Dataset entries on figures
○ ○ ○ ○ ○
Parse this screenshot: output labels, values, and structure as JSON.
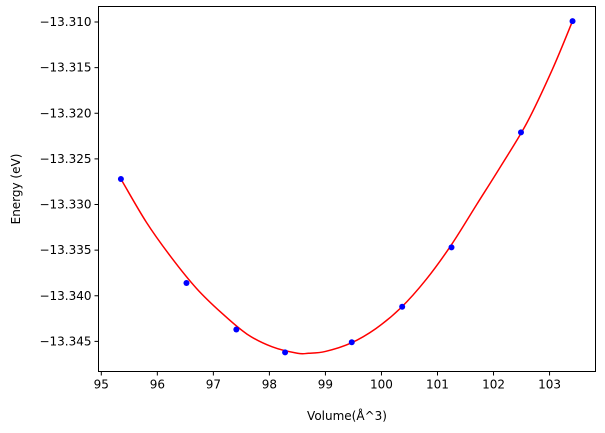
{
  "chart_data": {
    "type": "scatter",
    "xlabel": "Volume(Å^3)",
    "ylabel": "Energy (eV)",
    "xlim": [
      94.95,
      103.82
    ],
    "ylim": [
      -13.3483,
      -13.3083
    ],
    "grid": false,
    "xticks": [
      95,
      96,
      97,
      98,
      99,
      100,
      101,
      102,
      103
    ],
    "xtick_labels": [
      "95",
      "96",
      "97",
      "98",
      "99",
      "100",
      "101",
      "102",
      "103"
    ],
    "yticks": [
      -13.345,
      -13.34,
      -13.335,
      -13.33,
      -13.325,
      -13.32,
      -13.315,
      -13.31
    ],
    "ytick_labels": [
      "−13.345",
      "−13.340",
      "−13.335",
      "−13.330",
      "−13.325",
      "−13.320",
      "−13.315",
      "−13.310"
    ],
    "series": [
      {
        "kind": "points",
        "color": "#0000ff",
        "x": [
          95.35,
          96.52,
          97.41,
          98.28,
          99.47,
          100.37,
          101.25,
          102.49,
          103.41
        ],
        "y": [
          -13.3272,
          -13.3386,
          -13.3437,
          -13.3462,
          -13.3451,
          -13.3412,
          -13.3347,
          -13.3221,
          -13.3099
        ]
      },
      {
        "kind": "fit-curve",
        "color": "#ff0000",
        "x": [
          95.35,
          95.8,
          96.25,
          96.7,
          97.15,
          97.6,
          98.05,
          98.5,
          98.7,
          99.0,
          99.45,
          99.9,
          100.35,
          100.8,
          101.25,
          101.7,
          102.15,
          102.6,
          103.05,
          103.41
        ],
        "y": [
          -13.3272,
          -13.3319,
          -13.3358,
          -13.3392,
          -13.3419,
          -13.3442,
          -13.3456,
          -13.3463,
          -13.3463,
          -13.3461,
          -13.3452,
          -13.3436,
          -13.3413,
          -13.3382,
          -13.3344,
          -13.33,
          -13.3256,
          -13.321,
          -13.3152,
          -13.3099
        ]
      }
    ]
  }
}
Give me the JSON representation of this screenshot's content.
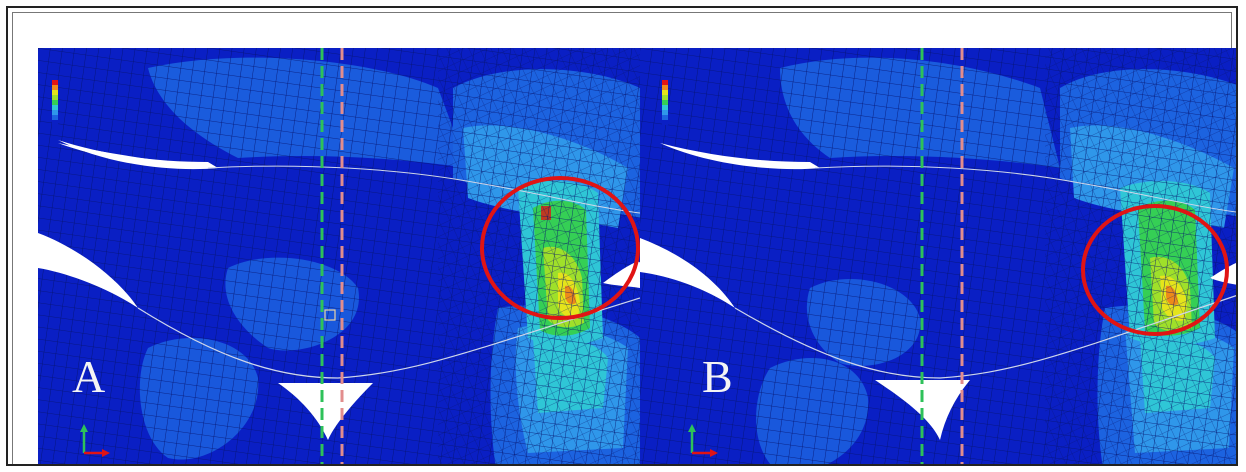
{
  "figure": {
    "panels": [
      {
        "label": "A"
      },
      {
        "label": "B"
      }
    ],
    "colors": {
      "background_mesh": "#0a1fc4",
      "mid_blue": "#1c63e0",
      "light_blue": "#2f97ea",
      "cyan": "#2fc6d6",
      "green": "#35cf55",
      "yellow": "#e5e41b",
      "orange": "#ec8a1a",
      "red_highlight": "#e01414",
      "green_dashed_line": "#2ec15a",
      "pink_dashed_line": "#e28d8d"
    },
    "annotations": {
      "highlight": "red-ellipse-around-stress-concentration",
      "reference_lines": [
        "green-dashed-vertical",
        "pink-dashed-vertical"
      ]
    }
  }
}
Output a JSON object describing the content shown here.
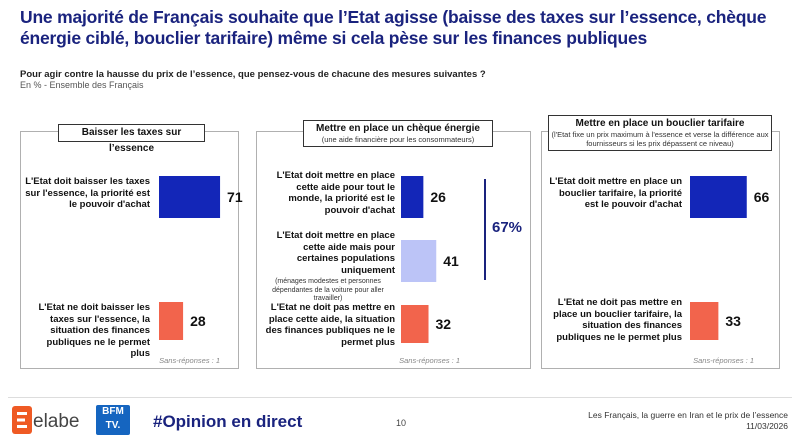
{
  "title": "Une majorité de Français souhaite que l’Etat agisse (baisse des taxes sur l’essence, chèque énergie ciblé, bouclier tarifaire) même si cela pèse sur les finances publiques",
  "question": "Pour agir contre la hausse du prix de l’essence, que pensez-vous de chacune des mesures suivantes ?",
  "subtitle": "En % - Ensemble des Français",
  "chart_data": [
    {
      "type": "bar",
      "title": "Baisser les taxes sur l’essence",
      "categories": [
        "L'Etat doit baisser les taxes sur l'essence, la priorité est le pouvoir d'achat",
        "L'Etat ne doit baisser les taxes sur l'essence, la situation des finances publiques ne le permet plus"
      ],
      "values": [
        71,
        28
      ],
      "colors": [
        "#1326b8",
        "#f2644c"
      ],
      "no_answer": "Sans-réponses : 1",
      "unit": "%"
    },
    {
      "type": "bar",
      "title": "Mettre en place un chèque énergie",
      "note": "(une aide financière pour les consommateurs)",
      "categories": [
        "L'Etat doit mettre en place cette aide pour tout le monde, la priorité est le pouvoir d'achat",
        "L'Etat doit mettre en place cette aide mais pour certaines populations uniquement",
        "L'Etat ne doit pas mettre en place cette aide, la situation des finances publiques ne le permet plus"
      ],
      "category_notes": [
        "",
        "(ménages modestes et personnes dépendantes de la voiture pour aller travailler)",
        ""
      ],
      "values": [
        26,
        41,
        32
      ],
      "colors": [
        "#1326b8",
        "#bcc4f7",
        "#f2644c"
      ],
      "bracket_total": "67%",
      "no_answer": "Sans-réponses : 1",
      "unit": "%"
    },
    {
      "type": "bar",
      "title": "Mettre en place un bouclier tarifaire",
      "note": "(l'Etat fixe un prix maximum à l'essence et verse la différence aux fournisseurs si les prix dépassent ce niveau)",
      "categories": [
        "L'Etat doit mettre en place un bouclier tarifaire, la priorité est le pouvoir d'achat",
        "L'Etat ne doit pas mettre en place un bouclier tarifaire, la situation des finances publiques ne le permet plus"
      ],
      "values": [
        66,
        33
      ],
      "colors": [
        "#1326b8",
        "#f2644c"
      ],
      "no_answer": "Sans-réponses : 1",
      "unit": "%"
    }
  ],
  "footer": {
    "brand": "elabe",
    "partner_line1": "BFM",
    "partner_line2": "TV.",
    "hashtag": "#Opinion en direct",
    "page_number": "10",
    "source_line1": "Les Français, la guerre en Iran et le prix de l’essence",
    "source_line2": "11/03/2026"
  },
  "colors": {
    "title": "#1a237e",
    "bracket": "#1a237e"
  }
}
○ ○ ○ ○ ○
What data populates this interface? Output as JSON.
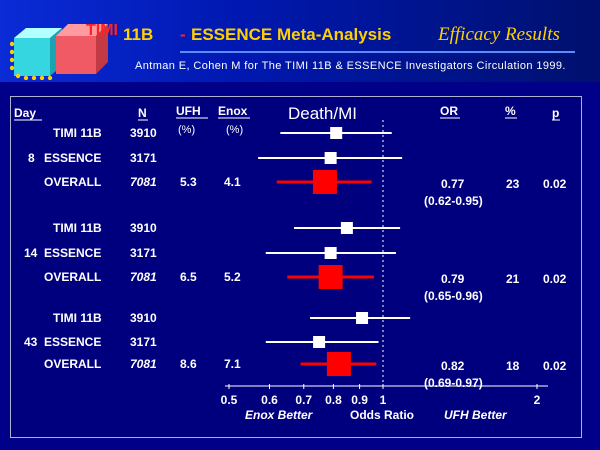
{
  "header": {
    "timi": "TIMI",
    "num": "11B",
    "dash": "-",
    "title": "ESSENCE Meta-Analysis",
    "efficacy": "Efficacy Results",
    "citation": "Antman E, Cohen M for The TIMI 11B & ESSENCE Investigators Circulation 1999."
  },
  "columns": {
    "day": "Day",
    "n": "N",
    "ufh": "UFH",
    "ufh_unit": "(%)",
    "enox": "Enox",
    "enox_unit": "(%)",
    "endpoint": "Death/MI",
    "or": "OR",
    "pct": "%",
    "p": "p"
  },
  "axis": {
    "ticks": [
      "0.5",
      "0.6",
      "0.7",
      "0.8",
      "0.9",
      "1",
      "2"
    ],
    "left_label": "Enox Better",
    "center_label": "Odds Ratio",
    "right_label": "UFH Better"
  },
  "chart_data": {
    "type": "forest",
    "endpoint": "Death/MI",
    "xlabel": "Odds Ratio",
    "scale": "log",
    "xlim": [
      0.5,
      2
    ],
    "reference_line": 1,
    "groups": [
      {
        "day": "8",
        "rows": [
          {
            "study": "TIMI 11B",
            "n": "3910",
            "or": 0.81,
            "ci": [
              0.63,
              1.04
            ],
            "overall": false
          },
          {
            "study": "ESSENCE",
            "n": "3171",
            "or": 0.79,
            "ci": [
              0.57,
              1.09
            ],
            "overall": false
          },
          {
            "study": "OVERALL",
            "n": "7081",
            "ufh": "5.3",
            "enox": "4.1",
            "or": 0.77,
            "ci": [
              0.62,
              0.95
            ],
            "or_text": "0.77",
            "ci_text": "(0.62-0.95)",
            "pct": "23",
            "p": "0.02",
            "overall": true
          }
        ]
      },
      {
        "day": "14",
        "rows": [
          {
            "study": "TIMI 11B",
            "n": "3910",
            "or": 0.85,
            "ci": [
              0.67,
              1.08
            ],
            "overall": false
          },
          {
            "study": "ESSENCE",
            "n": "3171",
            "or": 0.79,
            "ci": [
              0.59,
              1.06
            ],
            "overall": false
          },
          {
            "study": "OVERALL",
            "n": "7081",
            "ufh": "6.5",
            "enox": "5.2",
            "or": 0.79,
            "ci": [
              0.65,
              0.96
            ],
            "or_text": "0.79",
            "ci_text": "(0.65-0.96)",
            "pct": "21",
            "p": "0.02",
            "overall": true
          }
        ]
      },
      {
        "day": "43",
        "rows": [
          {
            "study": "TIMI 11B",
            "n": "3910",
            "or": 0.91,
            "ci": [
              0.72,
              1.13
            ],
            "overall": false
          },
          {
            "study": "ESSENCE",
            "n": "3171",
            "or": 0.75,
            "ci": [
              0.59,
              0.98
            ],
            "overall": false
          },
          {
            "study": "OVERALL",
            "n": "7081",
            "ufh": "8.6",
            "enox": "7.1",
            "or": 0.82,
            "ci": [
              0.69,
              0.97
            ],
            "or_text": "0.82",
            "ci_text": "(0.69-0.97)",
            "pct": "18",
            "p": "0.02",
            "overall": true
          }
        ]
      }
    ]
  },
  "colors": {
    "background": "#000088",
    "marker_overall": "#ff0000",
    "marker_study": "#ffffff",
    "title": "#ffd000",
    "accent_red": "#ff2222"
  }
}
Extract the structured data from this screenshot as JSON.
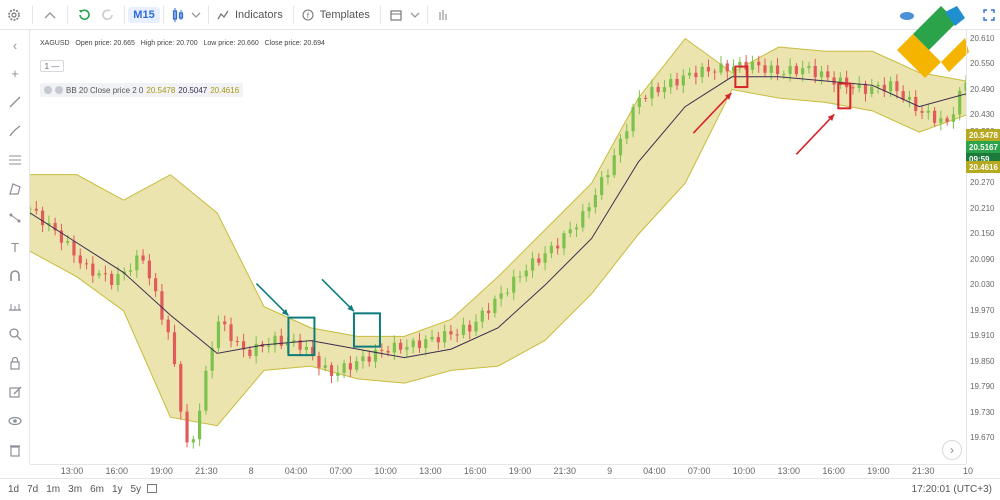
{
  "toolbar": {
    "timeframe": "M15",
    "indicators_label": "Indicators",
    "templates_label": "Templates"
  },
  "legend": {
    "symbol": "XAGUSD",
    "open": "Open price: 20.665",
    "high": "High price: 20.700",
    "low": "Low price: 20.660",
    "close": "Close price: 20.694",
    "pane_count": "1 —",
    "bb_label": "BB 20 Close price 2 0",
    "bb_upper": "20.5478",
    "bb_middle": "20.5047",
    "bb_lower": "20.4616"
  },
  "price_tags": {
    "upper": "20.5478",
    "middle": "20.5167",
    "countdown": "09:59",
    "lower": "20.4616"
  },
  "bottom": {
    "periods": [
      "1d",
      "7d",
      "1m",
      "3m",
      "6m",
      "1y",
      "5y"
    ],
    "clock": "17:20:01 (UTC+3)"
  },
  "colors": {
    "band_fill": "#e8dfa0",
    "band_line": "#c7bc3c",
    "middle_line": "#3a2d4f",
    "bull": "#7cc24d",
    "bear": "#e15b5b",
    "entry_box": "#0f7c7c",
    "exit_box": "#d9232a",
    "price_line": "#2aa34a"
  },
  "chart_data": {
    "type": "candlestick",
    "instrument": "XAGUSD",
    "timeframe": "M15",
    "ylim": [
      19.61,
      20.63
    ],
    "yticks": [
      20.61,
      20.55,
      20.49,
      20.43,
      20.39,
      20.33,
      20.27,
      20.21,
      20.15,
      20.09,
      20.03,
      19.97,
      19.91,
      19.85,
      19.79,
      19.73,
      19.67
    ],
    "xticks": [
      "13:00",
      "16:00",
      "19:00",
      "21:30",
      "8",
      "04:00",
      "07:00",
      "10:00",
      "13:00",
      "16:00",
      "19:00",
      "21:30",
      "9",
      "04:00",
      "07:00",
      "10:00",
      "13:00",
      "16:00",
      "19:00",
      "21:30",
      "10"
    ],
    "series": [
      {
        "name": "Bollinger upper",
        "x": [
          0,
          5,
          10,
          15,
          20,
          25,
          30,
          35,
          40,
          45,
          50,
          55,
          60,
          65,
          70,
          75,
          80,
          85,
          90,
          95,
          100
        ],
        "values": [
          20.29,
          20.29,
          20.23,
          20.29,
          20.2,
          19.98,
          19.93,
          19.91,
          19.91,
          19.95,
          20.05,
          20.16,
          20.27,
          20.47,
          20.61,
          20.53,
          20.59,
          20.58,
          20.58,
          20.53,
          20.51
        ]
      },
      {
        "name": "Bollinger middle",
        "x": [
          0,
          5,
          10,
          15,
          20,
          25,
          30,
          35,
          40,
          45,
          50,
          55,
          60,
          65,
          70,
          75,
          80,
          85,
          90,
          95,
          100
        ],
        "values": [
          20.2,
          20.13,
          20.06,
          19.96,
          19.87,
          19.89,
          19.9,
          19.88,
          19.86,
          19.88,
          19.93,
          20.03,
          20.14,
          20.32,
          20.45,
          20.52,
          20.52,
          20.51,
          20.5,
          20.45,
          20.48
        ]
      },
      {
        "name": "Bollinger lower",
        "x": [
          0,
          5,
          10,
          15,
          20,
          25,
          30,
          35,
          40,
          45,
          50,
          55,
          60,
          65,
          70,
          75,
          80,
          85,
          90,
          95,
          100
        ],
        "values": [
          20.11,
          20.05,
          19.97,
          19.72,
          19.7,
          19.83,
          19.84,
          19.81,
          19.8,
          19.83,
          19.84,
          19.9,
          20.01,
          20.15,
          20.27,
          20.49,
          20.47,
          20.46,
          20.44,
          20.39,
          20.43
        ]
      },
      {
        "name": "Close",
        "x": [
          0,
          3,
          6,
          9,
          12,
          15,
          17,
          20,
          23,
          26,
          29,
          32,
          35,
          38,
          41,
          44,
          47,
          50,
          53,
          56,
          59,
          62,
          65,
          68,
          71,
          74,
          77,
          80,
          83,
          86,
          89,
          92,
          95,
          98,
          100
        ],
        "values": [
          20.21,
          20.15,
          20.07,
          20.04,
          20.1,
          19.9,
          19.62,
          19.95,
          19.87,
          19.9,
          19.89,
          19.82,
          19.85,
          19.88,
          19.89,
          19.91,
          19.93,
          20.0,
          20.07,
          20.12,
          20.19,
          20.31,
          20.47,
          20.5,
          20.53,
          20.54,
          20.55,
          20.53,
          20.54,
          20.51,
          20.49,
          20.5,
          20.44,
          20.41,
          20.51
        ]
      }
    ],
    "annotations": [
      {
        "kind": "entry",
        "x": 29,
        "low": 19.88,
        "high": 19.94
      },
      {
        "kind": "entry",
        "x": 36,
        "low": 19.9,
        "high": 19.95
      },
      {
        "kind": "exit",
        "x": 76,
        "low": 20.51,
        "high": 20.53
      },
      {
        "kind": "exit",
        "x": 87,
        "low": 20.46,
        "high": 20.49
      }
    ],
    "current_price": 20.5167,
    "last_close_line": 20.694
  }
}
○ ○ ○ ○ ○
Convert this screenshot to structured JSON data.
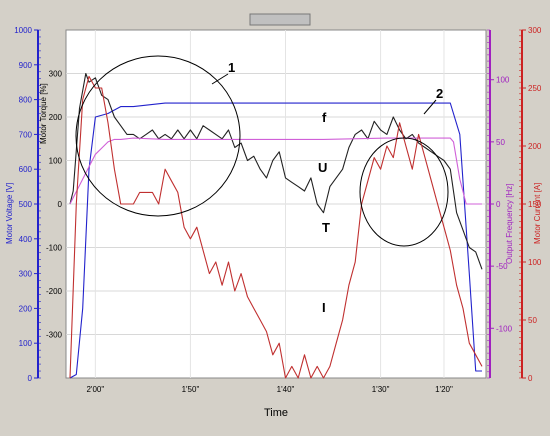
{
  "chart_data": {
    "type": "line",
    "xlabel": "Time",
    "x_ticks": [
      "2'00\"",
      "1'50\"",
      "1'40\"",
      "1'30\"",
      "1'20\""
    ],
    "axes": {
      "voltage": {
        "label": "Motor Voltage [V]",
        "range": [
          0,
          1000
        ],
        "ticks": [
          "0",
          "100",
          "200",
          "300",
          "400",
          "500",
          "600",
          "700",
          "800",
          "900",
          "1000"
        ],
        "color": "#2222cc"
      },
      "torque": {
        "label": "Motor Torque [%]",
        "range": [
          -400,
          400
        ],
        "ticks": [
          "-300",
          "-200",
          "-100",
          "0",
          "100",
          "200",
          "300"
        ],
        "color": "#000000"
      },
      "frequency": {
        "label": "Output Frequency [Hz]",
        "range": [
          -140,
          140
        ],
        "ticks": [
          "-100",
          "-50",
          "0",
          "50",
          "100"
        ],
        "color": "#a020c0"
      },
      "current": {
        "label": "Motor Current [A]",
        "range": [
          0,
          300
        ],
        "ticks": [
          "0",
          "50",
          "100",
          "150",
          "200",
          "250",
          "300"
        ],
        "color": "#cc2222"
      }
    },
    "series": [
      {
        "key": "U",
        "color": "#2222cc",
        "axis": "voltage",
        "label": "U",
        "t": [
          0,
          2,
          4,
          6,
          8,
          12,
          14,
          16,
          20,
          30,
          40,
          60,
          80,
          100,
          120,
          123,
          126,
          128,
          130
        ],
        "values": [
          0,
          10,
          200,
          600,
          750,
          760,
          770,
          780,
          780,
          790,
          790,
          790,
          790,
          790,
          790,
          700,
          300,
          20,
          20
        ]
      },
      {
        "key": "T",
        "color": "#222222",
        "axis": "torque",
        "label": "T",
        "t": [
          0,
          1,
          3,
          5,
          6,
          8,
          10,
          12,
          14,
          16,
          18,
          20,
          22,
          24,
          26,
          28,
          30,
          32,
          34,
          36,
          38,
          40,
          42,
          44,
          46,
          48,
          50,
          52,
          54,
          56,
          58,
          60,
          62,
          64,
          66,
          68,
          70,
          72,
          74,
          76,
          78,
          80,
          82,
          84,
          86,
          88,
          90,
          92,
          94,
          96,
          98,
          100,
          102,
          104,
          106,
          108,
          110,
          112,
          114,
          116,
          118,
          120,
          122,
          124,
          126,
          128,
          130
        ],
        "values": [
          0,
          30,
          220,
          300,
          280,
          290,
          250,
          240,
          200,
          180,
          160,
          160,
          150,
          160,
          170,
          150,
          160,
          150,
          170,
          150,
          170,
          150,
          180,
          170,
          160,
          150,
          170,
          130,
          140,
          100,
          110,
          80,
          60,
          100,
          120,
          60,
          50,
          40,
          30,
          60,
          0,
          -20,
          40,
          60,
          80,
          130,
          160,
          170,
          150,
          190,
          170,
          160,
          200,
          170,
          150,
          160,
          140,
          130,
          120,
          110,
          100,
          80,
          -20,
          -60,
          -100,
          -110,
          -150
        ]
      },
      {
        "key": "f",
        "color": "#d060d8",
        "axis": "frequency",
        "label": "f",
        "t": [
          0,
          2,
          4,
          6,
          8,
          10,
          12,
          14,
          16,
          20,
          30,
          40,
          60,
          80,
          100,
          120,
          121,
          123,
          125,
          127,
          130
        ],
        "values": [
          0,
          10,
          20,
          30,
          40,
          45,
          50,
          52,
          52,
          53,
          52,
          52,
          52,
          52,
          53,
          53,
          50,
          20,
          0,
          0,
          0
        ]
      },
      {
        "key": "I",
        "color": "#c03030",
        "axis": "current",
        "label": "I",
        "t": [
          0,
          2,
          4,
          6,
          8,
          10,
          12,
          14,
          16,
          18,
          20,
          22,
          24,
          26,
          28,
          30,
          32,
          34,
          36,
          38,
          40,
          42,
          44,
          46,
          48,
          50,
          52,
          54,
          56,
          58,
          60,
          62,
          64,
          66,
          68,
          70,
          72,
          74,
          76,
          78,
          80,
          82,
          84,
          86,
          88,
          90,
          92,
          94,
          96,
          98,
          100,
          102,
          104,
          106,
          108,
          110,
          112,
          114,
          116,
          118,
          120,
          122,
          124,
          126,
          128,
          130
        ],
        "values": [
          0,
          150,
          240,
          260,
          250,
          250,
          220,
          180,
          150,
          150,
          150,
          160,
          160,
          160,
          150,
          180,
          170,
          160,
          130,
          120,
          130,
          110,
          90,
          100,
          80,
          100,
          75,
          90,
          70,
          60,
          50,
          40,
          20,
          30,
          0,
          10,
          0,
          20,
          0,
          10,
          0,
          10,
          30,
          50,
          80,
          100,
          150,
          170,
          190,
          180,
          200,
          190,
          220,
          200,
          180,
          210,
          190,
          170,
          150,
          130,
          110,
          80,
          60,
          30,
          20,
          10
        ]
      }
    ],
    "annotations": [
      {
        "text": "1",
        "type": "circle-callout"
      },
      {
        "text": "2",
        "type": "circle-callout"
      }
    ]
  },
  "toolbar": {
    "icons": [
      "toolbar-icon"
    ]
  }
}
○ ○ ○ ○ ○
* [Exercise] Go through the records and copy each line with "Odds" in it.

* [Written solution]
    "center_label": "Odds Ratio",
    "xlabel": "Odds Ratio",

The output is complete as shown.